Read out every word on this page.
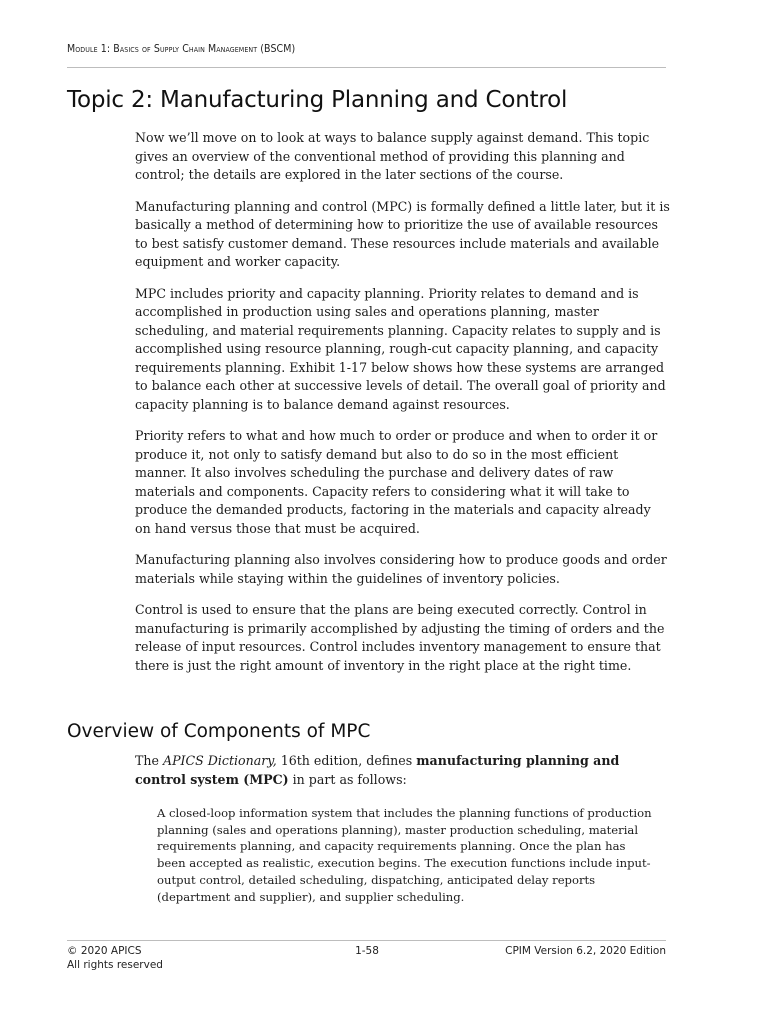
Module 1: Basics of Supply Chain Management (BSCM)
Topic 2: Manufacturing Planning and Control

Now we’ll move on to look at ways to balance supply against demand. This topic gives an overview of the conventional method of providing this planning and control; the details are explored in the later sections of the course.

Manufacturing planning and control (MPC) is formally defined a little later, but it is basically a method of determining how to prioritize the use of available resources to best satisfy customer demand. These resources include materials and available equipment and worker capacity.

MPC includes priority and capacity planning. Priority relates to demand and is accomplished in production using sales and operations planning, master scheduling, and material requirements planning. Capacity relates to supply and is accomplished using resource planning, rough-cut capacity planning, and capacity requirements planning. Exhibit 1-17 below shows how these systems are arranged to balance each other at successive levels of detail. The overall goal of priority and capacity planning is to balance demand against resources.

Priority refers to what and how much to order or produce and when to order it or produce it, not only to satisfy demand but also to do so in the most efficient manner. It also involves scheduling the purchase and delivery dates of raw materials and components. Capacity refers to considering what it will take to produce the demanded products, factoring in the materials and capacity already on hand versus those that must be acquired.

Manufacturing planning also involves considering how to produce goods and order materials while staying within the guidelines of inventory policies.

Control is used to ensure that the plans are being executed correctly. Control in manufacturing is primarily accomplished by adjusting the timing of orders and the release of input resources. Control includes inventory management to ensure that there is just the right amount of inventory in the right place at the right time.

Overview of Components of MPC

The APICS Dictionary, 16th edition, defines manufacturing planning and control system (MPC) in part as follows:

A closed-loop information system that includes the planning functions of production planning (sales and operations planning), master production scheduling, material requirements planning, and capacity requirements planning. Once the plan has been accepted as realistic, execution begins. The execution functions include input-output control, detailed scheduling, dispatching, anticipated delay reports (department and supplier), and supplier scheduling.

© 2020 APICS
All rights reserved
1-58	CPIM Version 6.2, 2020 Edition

::::

• [EXERCISE OBJECTIVE]:
Go through the listing above and return every line where the word "this" occurs.

• [SOLUTION BELOW]:
Read out every word on this page.
Now we’ll move on to look at ways to balance supply against demand. This topic gives an overview of the conventional method of providing this planning and control; the details are explored in the later sections of the course.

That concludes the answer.